# [EXTRAIT DU TEXTE]
'''

CHRONIQUE

Le fisc impose des amendes record aux fraudeurs

Les communiqués de Revenu Québec ont vraiment piqué ma curiosité. Est-ce que je rêve ou le fisc a été nettement plus actif ces derniers mois ?

Vérification faite, les fraudeurs punis par Revenu Québec atteignent effectivement un record cette année. Plus précisément, les amendes pour fraude fiscale ou contrebande de tabac ont atteint 206 millions au cours des six premiers mois de l’exercice financier 2018-2019 (d’avril à septembre 2018). Ce niveau est près de deux fois supérieur aux 127 millions de l’ensemble de l’année dernière et six fois plus que les 38 millions de l’année précédente. Wow !

Les peines d’emprisonnement pour fraude sont aussi en hausse, quoique de façon moindre. Les 39 peines de prison de la mi-année se comparent à une moyenne annuelle de 34 au cours des trois années précédentes entières.

Précisons qu’il est ici question de fraudes et non de cas de vérification fiscale, d’avis de nouvelle cotisation ou de mauvaises déclarations. Les cas mentionnés sont liés à des stratagèmes visant à extirper au fisc des sommes indues, notamment dans des cas de crédits de TPS et de TVQ. Bref, on a affaire à des voleurs !

La collecte des amendes est d’ailleurs confiée au ministère de la Justice et une déclaration de faillite d’un contribuable ne le dispense pas de payer son dû dans un tel cas.

Diverses raisons expliquent cette recrudescence des dossiers pénaux du fisc.

D’abord, deux éléments techniques sont au menu. D’une part, la grève des juristes, qui a pris fin au début de 2017, avait eu pour effet de dégonfler le nombre de dossiers en 2016-2017 et de rehausser ceux de 2017-2018. D’autre part, l’arrêt Jordan, en juillet 2016, a forcé Revenu Québec à embaucher une vingtaine de nouveaux procureurs afin d’accélérer les choses et d’éviter des arrêts du processus judiciaire pour délais déraisonnables.

Par ailleurs, à lui seul, le projet Carat, dans le secteur de l’orfèvrerie, a dopé le montant des amendes, m’indique Revenu Québec. Ainsi, quelque 169 des 206 millions des six premiers mois de 2018-2019 ont été imposés dans ce seul dossier !

'''

# [JEU DE DONNÉES]
'''

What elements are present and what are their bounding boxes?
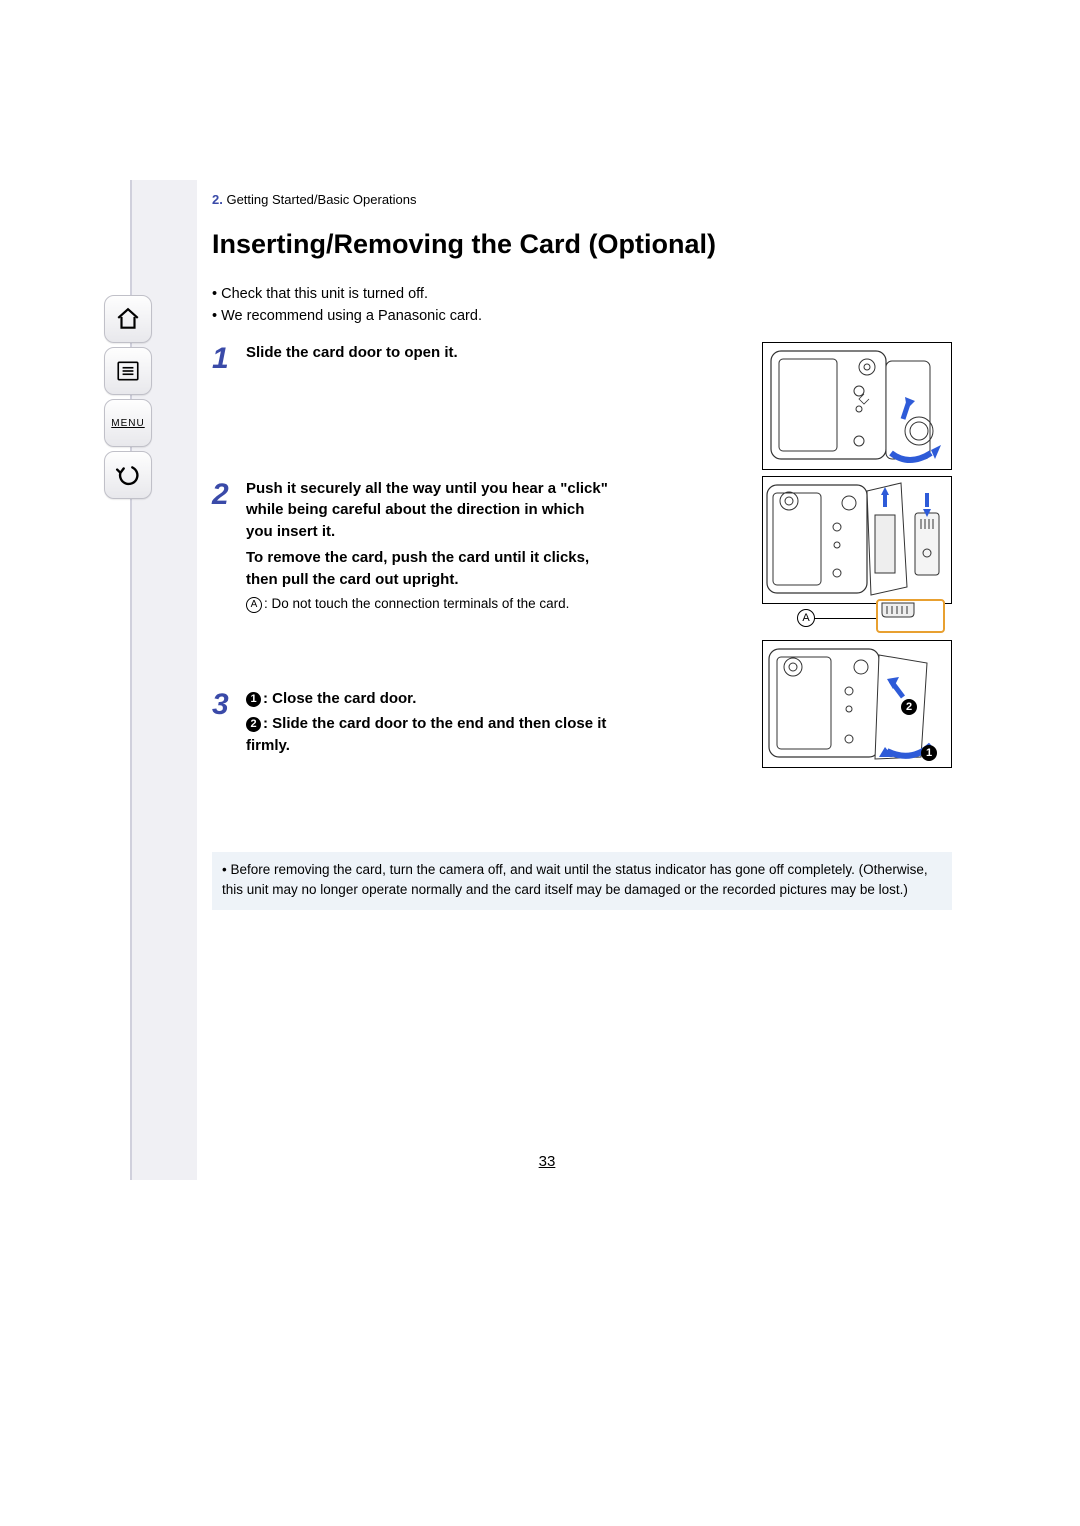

'''

# [EXERCICE PROPOSÉ]
Résumez en deux phrases la chronique sur les amendes imposées par le fisc.

# [RÉPONSE RÉDIGÉE]
Les amendes imposées par Revenu Québec pour fraude fiscale ou contrebande de tabac ont atteint un record de 206 millions d'avril à septembre 2018, soit près de deux fois les 127 millions de toute l'année précédente, et les peines de prison pour fraude sont aussi en hausse. Cette recrudescence s'explique notamment par les effets de la grève des juristes, par l'embauche d'une vingtaine de nouveaux procureurs à la suite de l'arrêt Jordan et par le projet Carat, dans le secteur de l'orfèvrerie, qui représente à lui seul quelque 169 des 206 millions.